§ Your goal
In the material below, find each line holding the string "Height" and copy it.

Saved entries
········
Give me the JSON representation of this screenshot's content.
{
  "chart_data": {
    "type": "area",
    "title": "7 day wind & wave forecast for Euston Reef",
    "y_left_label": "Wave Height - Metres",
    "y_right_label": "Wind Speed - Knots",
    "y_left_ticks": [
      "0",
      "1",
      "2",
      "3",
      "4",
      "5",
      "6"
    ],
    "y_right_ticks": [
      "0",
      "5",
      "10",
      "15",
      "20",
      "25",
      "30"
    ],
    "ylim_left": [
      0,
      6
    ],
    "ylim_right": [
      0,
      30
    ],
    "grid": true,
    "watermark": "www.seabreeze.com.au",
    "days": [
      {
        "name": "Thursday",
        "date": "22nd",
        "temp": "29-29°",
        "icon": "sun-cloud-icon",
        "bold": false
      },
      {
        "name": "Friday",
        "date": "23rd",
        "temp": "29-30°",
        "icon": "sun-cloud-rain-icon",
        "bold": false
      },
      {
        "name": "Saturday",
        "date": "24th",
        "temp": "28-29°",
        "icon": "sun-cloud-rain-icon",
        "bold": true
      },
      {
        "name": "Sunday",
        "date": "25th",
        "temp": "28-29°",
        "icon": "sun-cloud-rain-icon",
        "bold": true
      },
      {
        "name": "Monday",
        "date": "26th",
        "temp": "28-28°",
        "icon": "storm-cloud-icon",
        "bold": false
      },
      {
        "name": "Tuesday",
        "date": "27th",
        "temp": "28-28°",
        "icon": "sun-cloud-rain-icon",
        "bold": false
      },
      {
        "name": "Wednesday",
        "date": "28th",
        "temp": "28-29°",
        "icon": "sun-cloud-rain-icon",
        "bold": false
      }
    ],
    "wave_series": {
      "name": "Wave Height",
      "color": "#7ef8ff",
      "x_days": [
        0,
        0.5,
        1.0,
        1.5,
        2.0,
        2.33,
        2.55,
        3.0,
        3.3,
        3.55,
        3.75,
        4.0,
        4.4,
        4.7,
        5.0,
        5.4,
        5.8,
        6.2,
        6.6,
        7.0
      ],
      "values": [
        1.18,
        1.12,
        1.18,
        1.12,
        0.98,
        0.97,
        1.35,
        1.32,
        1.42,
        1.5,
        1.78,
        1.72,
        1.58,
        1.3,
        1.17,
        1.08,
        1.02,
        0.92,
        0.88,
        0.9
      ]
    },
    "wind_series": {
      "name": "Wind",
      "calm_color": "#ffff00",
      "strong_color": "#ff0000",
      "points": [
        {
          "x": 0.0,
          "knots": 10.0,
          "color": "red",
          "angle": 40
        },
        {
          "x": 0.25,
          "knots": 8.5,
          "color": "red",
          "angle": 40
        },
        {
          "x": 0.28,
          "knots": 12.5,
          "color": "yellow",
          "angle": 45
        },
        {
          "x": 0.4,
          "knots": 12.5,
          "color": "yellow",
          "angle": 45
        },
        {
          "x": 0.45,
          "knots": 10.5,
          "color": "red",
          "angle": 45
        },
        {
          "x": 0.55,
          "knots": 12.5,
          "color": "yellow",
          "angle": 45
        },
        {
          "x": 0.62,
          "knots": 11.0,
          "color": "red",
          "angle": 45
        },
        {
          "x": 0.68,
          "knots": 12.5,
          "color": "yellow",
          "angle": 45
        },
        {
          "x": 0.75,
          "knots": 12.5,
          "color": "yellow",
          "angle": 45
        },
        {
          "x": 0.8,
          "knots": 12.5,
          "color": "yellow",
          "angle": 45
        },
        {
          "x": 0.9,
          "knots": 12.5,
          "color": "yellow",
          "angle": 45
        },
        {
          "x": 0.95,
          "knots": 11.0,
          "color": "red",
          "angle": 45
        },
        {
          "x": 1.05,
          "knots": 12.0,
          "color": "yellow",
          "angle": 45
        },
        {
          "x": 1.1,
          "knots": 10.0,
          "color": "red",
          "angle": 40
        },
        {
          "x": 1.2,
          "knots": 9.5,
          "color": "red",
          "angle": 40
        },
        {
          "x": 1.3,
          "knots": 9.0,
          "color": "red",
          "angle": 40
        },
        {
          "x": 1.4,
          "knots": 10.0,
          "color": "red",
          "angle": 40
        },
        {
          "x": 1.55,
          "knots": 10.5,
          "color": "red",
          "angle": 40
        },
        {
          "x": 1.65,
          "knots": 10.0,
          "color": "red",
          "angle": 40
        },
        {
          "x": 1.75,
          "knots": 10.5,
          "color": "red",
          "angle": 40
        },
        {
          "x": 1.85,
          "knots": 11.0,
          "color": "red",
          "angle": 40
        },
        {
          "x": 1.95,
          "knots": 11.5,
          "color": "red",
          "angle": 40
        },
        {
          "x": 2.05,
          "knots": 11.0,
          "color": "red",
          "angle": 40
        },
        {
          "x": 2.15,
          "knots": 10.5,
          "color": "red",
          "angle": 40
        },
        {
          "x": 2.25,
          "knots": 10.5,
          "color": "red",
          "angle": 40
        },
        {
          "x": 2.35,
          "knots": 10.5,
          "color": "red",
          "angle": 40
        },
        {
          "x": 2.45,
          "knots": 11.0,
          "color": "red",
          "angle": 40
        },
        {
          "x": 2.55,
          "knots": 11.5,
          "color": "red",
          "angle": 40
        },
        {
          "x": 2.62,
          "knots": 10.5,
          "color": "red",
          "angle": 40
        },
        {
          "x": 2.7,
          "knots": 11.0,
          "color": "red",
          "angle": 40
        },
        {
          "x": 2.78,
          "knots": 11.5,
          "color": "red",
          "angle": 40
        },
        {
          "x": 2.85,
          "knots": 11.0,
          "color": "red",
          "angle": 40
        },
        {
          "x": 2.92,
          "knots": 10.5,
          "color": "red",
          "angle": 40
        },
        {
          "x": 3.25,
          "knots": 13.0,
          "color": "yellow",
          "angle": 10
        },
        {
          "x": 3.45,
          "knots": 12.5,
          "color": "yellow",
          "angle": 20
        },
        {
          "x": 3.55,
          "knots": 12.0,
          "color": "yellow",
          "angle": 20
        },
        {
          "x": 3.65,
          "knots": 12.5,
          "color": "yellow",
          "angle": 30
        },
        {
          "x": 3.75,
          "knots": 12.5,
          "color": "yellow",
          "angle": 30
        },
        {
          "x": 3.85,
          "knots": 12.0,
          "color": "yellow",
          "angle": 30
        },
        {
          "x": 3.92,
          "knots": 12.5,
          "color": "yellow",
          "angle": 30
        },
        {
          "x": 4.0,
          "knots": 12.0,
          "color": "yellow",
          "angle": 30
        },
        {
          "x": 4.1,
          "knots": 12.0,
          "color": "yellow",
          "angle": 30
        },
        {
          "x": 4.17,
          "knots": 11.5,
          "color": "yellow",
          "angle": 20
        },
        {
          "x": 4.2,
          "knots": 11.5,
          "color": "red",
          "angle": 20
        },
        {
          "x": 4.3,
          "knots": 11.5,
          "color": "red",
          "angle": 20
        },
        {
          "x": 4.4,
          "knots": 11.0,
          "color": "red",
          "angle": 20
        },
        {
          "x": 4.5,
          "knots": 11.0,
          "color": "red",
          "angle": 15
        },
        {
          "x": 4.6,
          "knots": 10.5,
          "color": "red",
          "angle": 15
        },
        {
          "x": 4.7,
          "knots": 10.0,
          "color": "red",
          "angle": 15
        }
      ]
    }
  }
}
········
§ Task result
    "y_left_label": "Wave Height - Metres",
      "name": "Wave Height",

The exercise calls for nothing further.